### The task
Copy the data exactly; pictures stay out of the copy.

- - -

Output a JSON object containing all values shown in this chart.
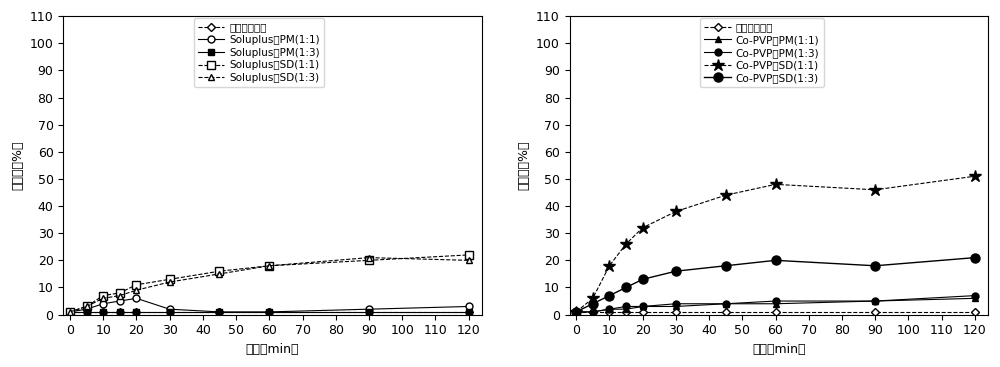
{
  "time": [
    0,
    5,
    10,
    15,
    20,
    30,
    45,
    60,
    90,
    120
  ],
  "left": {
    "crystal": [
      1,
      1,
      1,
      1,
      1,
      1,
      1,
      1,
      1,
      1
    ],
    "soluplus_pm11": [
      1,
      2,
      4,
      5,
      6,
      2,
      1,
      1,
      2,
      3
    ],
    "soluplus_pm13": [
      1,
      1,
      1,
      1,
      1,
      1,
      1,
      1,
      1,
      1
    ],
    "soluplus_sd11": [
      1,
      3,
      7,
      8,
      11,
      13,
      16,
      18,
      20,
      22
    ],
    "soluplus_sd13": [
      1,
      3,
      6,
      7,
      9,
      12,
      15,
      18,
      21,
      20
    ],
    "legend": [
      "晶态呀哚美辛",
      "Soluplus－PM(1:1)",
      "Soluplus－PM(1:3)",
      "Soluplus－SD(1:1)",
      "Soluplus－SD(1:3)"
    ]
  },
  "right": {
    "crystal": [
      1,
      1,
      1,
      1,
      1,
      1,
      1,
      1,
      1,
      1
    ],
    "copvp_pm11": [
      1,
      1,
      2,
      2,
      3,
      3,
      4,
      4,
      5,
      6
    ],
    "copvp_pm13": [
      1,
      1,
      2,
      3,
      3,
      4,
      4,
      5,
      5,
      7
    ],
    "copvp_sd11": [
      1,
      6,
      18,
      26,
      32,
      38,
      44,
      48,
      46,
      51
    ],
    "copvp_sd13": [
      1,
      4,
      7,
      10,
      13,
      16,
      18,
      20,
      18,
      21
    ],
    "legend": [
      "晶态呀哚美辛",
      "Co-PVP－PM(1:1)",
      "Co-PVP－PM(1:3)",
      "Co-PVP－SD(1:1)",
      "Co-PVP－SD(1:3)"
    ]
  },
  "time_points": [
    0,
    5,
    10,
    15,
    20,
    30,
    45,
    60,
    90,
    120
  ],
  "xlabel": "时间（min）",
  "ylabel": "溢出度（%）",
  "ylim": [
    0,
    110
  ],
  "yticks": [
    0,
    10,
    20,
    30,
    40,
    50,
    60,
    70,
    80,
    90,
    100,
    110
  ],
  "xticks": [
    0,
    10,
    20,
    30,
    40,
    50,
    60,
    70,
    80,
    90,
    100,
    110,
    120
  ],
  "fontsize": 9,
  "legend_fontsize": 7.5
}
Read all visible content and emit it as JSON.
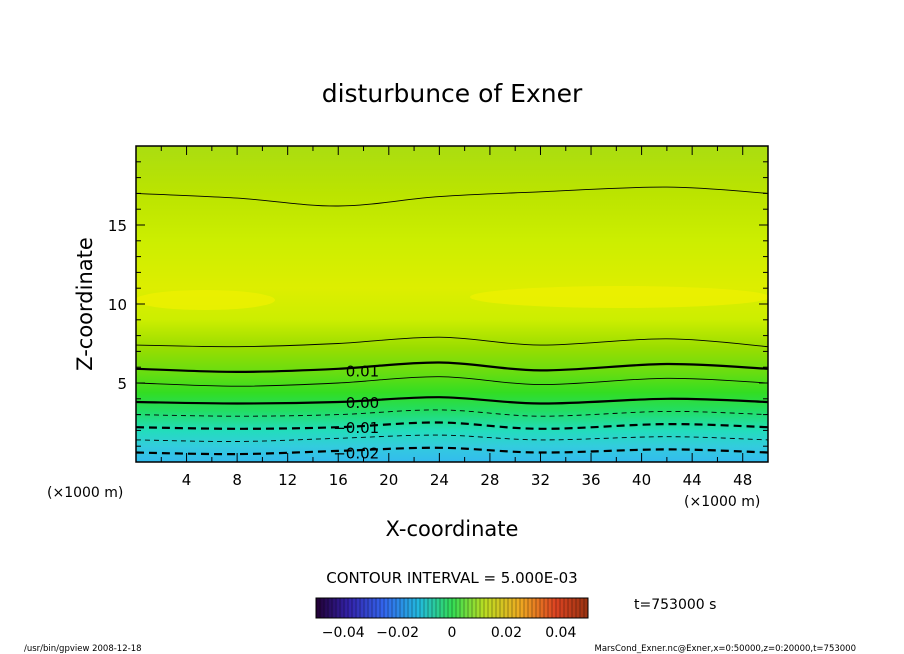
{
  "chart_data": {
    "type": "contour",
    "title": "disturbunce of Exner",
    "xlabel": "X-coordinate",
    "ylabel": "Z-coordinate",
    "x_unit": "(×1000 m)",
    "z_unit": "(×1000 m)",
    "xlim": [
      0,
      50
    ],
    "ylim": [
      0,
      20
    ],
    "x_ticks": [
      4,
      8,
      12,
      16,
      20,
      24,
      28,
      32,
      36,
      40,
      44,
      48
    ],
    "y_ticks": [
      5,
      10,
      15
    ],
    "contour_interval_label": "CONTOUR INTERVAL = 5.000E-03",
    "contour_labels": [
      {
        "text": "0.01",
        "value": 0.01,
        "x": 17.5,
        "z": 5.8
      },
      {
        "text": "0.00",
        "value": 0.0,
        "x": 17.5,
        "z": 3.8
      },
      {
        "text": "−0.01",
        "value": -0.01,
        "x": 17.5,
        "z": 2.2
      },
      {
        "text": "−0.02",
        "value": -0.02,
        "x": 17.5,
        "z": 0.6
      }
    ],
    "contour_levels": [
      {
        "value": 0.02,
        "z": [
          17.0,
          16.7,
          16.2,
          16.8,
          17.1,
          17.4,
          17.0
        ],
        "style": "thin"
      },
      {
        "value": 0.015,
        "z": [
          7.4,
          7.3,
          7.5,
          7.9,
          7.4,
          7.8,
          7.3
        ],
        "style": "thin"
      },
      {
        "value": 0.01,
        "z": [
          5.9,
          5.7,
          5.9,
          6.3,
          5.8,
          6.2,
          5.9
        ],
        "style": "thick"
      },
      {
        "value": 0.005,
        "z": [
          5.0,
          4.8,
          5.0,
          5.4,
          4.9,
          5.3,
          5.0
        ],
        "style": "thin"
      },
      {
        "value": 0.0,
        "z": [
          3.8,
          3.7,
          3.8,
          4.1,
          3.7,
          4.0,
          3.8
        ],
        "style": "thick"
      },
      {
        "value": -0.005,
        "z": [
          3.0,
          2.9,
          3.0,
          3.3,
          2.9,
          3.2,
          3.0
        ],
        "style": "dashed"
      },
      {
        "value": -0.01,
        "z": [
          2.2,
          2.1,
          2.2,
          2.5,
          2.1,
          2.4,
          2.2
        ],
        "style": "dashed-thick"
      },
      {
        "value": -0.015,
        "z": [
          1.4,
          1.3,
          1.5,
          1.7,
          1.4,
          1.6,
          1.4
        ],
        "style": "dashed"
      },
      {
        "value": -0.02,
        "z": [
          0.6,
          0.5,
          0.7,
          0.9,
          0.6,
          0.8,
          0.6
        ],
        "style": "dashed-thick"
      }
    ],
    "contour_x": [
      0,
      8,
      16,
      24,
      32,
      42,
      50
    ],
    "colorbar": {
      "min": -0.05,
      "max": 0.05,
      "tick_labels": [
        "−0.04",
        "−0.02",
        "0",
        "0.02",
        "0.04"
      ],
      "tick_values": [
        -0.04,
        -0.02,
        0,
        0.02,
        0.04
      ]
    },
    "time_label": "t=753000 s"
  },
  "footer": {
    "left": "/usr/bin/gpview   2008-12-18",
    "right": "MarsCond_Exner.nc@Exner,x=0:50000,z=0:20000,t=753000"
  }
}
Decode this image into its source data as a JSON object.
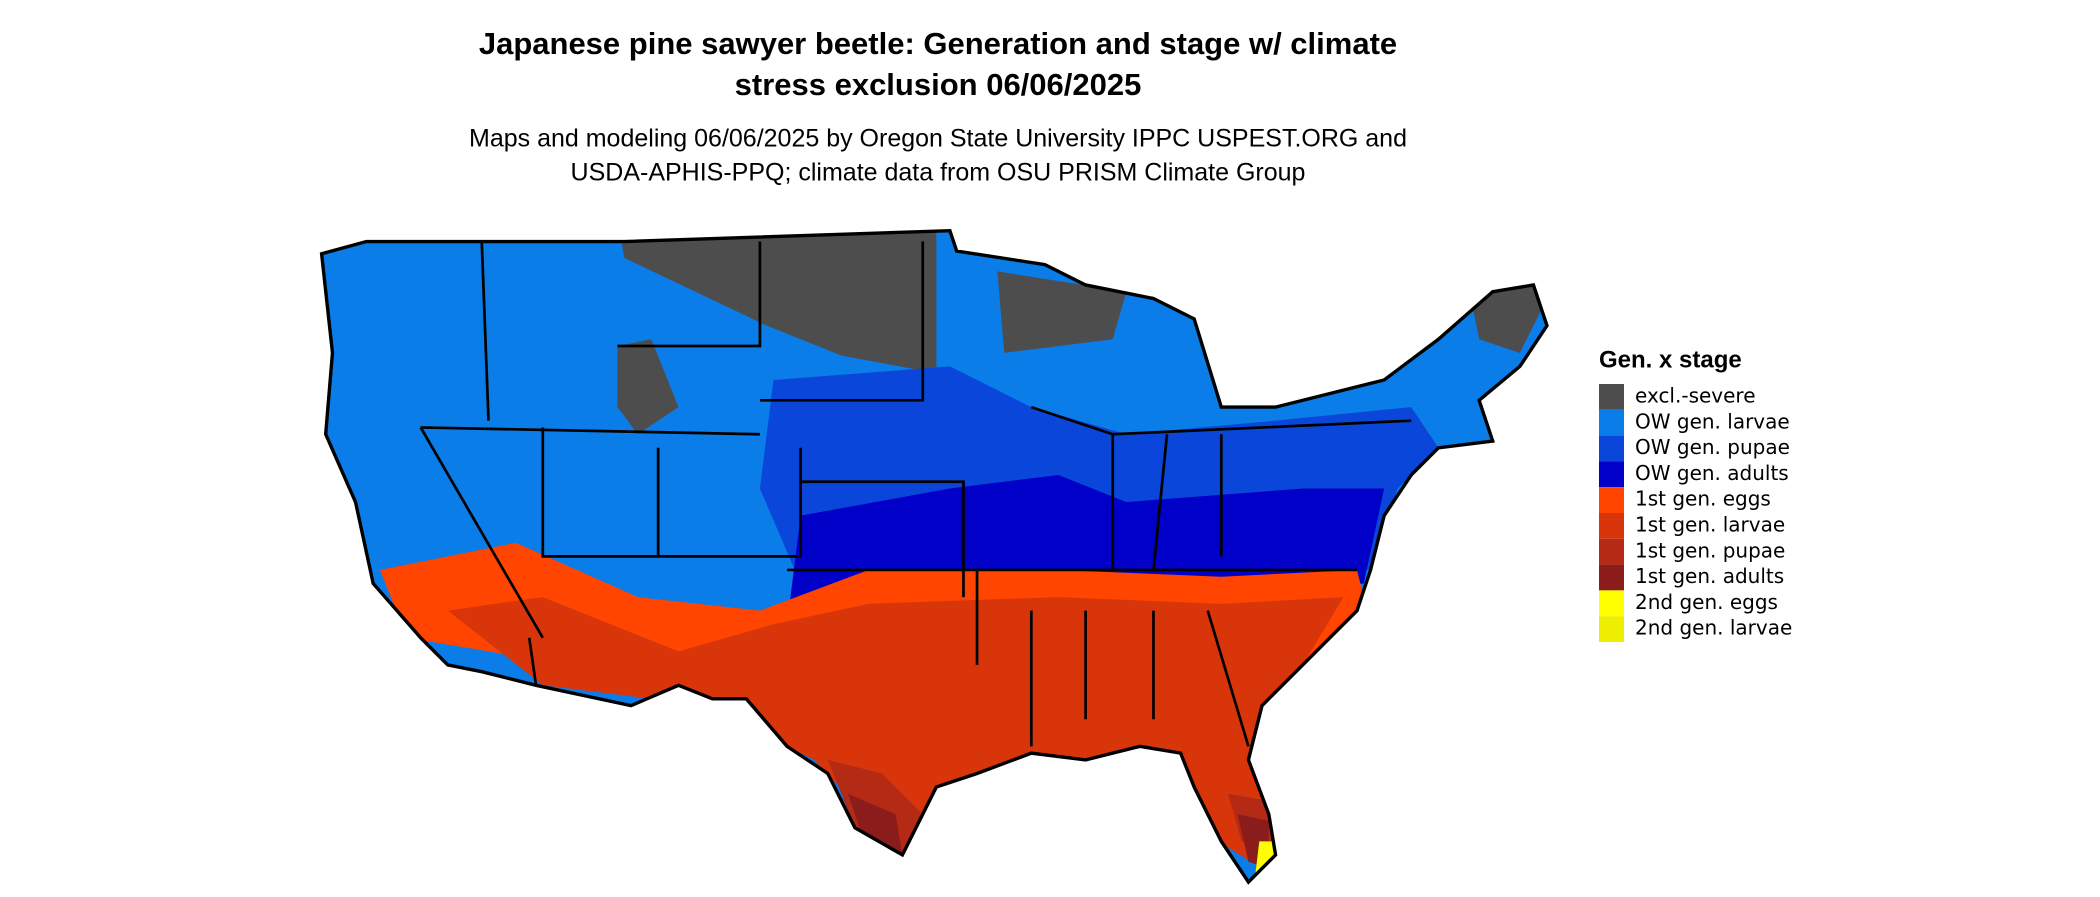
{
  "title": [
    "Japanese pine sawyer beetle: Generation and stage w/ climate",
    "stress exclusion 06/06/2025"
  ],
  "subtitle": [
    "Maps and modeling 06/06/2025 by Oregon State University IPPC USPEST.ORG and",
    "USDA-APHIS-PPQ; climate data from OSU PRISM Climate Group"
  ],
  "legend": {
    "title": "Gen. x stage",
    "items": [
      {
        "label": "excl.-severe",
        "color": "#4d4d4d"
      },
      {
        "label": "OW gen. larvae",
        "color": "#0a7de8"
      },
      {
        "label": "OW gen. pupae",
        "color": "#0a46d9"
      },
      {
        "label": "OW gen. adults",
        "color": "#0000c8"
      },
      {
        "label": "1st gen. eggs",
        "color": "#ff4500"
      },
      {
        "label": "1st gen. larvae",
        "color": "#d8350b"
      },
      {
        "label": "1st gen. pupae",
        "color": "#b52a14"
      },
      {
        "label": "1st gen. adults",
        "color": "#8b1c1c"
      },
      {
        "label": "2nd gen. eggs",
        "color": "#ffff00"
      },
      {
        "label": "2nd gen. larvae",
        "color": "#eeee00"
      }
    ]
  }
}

- - -

### Exercise output
Output a JSON object containing all values shown in this chart.
{
  "time": [
    0,
    5,
    10,
    15,
    20,
    30,
    45,
    60,
    90,
    120
  ],
  "left": {
    "crystal": [
      1,
      1,
      1,
      1,
      1,
      1,
      1,
      1,
      1,
      1
    ],
    "soluplus_pm11": [
      1,
      2,
      4,
      5,
      6,
      2,
      1,
      1,
      2,
      3
    ],
    "soluplus_pm13": [
      1,
      1,
      1,
      1,
      1,
      1,
      1,
      1,
      1,
      1
    ],
    "soluplus_sd11": [
      1,
      3,
      7,
      8,
      11,
      13,
      16,
      18,
      20,
      22
    ],
    "soluplus_sd13": [
      1,
      3,
      6,
      7,
      9,
      12,
      15,
      18,
      21,
      20
    ],
    "legend": [
      "晶态呀哚美辛",
      "Soluplus－PM(1:1)",
      "Soluplus－PM(1:3)",
      "Soluplus－SD(1:1)",
      "Soluplus－SD(1:3)"
    ]
  },
  "right": {
    "crystal": [
      1,
      1,
      1,
      1,
      1,
      1,
      1,
      1,
      1,
      1
    ],
    "copvp_pm11": [
      1,
      1,
      2,
      2,
      3,
      3,
      4,
      4,
      5,
      6
    ],
    "copvp_pm13": [
      1,
      1,
      2,
      3,
      3,
      4,
      4,
      5,
      5,
      7
    ],
    "copvp_sd11": [
      1,
      6,
      18,
      26,
      32,
      38,
      44,
      48,
      46,
      51
    ],
    "copvp_sd13": [
      1,
      4,
      7,
      10,
      13,
      16,
      18,
      20,
      18,
      21
    ],
    "legend": [
      "晶态呀哚美辛",
      "Co-PVP－PM(1:1)",
      "Co-PVP－PM(1:3)",
      "Co-PVP－SD(1:1)",
      "Co-PVP－SD(1:3)"
    ]
  },
  "time_points": [
    0,
    5,
    10,
    15,
    20,
    30,
    45,
    60,
    90,
    120
  ],
  "xlabel": "时间（min）",
  "ylabel": "溢出度（%）",
  "ylim": [
    0,
    110
  ],
  "yticks": [
    0,
    10,
    20,
    30,
    40,
    50,
    60,
    70,
    80,
    90,
    100,
    110
  ],
  "xticks": [
    0,
    10,
    20,
    30,
    40,
    50,
    60,
    70,
    80,
    90,
    100,
    110,
    120
  ],
  "fontsize": 9,
  "legend_fontsize": 7.5
}
Read all visible content and emit it as JSON.
{
  "chart_data": {
    "type": "contour",
    "title": "disturbunce of Exner",
    "xlabel": "X-coordinate",
    "ylabel": "Z-coordinate",
    "x_unit": "(×1000 m)",
    "z_unit": "(×1000 m)",
    "xlim": [
      0,
      50
    ],
    "ylim": [
      0,
      20
    ],
    "x_ticks": [
      4,
      8,
      12,
      16,
      20,
      24,
      28,
      32,
      36,
      40,
      44,
      48
    ],
    "y_ticks": [
      5,
      10,
      15
    ],
    "contour_interval_label": "CONTOUR INTERVAL = 5.000E-03",
    "contour_labels": [
      {
        "text": "0.01",
        "value": 0.01,
        "x": 17.5,
        "z": 5.8
      },
      {
        "text": "0.00",
        "value": 0.0,
        "x": 17.5,
        "z": 3.8
      },
      {
        "text": "−0.01",
        "value": -0.01,
        "x": 17.5,
        "z": 2.2
      },
      {
        "text": "−0.02",
        "value": -0.02,
        "x": 17.5,
        "z": 0.6
      }
    ],
    "contour_levels": [
      {
        "value": 0.02,
        "z": [
          17.0,
          16.7,
          16.2,
          16.8,
          17.1,
          17.4,
          17.0
        ],
        "style": "thin"
      },
      {
        "value": 0.015,
        "z": [
          7.4,
          7.3,
          7.5,
          7.9,
          7.4,
          7.8,
          7.3
        ],
        "style": "thin"
      },
      {
        "value": 0.01,
        "z": [
          5.9,
          5.7,
          5.9,
          6.3,
          5.8,
          6.2,
          5.9
        ],
        "style": "thick"
      },
      {
        "value": 0.005,
        "z": [
          5.0,
          4.8,
          5.0,
          5.4,
          4.9,
          5.3,
          5.0
        ],
        "style": "thin"
      },
      {
        "value": 0.0,
        "z": [
          3.8,
          3.7,
          3.8,
          4.1,
          3.7,
          4.0,
          3.8
        ],
        "style": "thick"
      },
      {
        "value": -0.005,
        "z": [
          3.0,
          2.9,
          3.0,
          3.3,
          2.9,
          3.2,
          3.0
        ],
        "style": "dashed"
      },
      {
        "value": -0.01,
        "z": [
          2.2,
          2.1,
          2.2,
          2.5,
          2.1,
          2.4,
          2.2
        ],
        "style": "dashed-thick"
      },
      {
        "value": -0.015,
        "z": [
          1.4,
          1.3,
          1.5,
          1.7,
          1.4,
          1.6,
          1.4
        ],
        "style": "dashed"
      },
      {
        "value": -0.02,
        "z": [
          0.6,
          0.5,
          0.7,
          0.9,
          0.6,
          0.8,
          0.6
        ],
        "style": "dashed-thick"
      }
    ],
    "contour_x": [
      0,
      8,
      16,
      24,
      32,
      42,
      50
    ],
    "colorbar": {
      "min": -0.05,
      "max": 0.05,
      "tick_labels": [
        "−0.04",
        "−0.02",
        "0",
        "0.02",
        "0.04"
      ],
      "tick_values": [
        -0.04,
        -0.02,
        0,
        0.02,
        0.04
      ]
    },
    "time_label": "t=753000 s"
  },
  "footer": {
    "left": "/usr/bin/gpview   2008-12-18",
    "right": "MarsCond_Exner.nc@Exner,x=0:50000,z=0:20000,t=753000"
  }
}
Decode this image into its source data as a JSON object.
{
  "title": [
    "Japanese pine sawyer beetle: Generation and stage w/ climate",
    "stress exclusion 06/06/2025"
  ],
  "subtitle": [
    "Maps and modeling 06/06/2025 by Oregon State University IPPC USPEST.ORG and",
    "USDA-APHIS-PPQ; climate data from OSU PRISM Climate Group"
  ],
  "legend": {
    "title": "Gen. x stage",
    "items": [
      {
        "label": "excl.-severe",
        "color": "#4d4d4d"
      },
      {
        "label": "OW gen. larvae",
        "color": "#0a7de8"
      },
      {
        "label": "OW gen. pupae",
        "color": "#0a46d9"
      },
      {
        "label": "OW gen. adults",
        "color": "#0000c8"
      },
      {
        "label": "1st gen. eggs",
        "color": "#ff4500"
      },
      {
        "label": "1st gen. larvae",
        "color": "#d8350b"
      },
      {
        "label": "1st gen. pupae",
        "color": "#b52a14"
      },
      {
        "label": "1st gen. adults",
        "color": "#8b1c1c"
      },
      {
        "label": "2nd gen. eggs",
        "color": "#ffff00"
      },
      {
        "label": "2nd gen. larvae",
        "color": "#eeee00"
      }
    ]
  }
}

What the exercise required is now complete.